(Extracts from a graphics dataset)
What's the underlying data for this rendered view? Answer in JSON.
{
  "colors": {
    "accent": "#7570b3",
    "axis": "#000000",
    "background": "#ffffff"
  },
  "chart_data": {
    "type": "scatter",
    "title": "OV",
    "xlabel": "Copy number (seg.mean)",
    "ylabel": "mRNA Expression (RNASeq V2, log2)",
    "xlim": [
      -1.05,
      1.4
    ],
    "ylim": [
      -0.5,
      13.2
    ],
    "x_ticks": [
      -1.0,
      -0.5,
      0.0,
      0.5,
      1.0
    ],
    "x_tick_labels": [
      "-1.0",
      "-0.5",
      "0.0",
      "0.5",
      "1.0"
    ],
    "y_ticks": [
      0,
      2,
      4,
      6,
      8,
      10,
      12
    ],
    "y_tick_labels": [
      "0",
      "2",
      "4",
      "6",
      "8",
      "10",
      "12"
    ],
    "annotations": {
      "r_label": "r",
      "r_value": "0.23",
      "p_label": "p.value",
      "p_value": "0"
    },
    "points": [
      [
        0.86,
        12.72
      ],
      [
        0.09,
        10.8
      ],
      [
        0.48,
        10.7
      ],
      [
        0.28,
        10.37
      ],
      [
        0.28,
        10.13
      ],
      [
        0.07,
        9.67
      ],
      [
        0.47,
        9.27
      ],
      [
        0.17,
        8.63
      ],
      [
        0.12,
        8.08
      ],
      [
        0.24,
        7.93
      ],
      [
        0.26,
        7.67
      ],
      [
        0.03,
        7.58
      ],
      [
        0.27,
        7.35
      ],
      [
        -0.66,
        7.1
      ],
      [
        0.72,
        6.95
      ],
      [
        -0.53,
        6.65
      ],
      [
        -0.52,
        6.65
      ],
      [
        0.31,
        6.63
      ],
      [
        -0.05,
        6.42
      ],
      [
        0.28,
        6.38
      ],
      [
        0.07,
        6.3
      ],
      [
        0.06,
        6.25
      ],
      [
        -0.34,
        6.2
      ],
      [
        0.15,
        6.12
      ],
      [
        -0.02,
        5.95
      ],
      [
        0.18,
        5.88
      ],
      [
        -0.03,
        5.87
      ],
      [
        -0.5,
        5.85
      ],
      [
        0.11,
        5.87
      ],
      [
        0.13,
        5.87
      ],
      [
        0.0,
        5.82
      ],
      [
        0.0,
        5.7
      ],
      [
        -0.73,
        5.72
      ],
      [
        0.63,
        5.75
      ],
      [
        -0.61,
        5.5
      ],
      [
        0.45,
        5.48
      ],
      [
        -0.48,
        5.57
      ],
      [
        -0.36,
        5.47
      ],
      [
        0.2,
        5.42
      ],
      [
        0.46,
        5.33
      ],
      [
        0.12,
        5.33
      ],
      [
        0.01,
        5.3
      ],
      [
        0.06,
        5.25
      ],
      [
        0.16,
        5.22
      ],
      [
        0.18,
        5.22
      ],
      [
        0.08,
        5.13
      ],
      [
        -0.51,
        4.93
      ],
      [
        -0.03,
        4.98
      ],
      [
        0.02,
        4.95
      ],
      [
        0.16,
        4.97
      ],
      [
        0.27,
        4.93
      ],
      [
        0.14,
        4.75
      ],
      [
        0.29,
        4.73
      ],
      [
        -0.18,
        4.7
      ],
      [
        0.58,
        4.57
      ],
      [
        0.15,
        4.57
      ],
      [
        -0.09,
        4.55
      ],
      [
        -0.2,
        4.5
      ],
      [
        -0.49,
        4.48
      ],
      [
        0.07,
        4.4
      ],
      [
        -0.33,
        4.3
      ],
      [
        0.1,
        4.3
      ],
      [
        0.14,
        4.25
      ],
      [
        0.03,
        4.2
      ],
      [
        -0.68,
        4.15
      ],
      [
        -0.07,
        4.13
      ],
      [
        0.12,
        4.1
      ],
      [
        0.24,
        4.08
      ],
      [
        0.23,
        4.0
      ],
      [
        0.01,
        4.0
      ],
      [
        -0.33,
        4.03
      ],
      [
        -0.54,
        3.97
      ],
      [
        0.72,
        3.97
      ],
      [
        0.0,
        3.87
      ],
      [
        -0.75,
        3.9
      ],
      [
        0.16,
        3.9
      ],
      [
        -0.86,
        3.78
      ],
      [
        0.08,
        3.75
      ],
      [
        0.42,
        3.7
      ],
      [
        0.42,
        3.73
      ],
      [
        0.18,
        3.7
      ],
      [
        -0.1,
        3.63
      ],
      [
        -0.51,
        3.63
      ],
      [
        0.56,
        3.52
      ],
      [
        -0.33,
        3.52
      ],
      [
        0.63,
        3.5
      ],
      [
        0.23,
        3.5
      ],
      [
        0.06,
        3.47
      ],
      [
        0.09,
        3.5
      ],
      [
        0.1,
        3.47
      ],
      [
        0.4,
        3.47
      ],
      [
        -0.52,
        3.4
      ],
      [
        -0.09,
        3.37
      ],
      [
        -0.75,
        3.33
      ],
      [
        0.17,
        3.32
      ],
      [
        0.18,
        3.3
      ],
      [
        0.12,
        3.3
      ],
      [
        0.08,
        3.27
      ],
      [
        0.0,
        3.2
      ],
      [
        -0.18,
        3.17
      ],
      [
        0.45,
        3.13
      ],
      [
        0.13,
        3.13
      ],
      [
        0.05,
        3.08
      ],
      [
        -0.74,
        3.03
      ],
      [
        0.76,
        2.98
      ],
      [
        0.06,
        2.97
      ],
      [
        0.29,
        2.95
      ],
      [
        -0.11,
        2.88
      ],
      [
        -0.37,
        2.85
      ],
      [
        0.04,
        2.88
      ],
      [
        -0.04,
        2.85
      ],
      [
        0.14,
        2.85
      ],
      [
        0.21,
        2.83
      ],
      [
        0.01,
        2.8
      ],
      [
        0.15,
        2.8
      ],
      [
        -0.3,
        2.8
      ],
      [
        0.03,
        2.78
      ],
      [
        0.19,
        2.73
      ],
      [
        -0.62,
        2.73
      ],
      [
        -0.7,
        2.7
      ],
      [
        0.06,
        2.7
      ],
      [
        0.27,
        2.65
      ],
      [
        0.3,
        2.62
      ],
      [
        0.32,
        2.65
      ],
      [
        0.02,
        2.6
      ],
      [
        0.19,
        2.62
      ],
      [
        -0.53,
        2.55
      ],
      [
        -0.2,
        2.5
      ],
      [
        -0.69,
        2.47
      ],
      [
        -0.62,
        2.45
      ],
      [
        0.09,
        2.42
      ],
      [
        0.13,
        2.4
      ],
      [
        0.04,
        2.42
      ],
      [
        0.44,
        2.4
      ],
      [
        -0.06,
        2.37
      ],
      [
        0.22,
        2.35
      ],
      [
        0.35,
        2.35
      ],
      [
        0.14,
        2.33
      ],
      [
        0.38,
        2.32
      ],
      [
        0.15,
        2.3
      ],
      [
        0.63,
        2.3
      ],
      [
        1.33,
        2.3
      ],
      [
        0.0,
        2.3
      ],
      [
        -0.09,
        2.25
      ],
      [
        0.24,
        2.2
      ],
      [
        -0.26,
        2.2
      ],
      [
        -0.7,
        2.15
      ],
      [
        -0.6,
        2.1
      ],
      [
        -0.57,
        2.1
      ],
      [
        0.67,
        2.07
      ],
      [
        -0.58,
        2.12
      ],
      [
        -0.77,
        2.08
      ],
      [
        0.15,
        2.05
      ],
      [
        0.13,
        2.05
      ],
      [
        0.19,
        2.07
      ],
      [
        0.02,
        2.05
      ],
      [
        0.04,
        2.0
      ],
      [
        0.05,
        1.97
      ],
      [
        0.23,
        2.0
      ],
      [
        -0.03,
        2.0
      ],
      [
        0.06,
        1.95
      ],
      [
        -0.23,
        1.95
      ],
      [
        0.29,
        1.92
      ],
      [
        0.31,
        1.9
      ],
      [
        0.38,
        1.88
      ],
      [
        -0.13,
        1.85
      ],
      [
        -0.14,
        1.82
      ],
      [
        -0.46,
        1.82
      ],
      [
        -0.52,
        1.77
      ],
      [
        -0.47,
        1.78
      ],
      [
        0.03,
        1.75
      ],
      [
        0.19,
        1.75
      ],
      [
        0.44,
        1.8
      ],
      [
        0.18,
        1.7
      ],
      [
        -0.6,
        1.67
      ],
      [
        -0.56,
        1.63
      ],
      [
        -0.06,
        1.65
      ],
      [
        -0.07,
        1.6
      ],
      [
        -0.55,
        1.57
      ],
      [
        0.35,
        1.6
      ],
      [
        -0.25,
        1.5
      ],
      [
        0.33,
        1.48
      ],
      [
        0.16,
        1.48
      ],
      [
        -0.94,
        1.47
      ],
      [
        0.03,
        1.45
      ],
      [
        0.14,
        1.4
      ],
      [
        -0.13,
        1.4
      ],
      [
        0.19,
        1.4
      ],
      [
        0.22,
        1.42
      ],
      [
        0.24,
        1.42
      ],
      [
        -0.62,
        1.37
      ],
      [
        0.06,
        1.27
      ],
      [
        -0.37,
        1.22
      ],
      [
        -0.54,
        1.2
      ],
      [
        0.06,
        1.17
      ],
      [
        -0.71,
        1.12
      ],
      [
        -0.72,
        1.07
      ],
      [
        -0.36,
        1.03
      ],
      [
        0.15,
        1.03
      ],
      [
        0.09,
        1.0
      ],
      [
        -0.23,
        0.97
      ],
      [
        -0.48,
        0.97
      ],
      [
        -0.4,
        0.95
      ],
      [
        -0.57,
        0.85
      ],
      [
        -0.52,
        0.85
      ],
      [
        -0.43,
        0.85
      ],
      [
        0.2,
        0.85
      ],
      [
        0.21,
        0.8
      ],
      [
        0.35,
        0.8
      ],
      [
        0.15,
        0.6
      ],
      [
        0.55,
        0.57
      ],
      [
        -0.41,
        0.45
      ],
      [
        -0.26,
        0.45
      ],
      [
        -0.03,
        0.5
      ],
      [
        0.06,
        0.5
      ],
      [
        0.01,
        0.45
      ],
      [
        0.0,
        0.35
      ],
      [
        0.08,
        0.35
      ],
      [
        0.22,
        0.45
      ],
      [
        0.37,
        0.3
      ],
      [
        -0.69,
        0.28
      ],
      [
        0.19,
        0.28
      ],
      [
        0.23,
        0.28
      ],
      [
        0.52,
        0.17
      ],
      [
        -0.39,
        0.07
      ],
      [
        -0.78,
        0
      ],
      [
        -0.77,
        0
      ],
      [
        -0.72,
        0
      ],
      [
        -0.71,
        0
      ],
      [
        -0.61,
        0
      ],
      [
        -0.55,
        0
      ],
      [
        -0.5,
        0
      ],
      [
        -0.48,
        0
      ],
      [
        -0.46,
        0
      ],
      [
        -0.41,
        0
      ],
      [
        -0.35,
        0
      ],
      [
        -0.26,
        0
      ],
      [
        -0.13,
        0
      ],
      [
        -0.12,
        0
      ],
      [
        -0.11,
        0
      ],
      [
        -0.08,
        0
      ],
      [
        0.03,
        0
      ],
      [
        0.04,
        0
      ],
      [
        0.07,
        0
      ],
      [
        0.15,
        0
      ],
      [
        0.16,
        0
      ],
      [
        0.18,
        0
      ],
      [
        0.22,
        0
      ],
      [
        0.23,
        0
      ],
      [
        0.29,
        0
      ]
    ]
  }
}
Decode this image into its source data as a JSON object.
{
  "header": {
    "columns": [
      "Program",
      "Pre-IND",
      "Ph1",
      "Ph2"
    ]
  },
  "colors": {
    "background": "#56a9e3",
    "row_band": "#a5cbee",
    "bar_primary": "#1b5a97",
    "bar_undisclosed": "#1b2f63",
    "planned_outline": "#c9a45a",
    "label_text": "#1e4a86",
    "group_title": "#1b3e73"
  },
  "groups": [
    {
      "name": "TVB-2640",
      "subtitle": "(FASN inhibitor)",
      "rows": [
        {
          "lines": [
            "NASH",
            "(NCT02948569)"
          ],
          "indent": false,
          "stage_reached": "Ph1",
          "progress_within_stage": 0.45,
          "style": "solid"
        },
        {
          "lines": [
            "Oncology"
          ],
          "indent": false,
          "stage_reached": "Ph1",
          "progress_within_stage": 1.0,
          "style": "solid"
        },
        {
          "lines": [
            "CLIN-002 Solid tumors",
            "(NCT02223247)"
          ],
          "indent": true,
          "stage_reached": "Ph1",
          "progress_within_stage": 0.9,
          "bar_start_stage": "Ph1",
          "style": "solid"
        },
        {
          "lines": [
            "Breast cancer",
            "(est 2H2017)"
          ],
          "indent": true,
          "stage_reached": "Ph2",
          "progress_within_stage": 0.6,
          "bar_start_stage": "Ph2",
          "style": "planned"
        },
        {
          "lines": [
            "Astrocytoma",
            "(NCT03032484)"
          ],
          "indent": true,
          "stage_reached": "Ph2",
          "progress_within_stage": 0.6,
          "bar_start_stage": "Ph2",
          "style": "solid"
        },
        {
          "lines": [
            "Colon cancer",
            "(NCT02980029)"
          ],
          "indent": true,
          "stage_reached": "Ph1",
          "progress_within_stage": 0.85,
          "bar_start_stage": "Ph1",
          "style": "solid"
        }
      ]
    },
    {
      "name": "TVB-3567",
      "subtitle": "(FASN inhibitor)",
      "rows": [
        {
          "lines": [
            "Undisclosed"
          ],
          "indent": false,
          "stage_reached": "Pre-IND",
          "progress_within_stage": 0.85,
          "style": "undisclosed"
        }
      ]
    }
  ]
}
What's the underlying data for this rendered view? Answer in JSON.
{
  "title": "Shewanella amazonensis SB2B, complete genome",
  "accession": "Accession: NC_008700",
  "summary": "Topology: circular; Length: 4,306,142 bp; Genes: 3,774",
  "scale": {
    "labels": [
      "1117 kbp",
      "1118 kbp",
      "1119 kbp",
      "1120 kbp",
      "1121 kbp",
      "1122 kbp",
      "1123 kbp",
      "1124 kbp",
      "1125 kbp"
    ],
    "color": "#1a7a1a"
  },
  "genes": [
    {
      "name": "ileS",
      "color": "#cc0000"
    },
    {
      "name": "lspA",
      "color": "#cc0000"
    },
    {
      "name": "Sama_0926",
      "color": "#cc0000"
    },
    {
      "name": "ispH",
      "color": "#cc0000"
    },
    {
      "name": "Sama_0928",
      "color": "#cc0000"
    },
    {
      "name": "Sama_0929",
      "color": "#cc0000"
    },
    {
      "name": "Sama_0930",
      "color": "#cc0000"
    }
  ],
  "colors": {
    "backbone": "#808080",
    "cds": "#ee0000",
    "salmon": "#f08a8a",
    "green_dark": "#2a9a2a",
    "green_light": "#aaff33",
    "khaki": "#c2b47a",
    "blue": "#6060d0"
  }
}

## [About this exercise]
Match on "background" and report each line of the data above that has it.

## [Result below]
    "background": "#ffffff"
    "background": "#56a9e3",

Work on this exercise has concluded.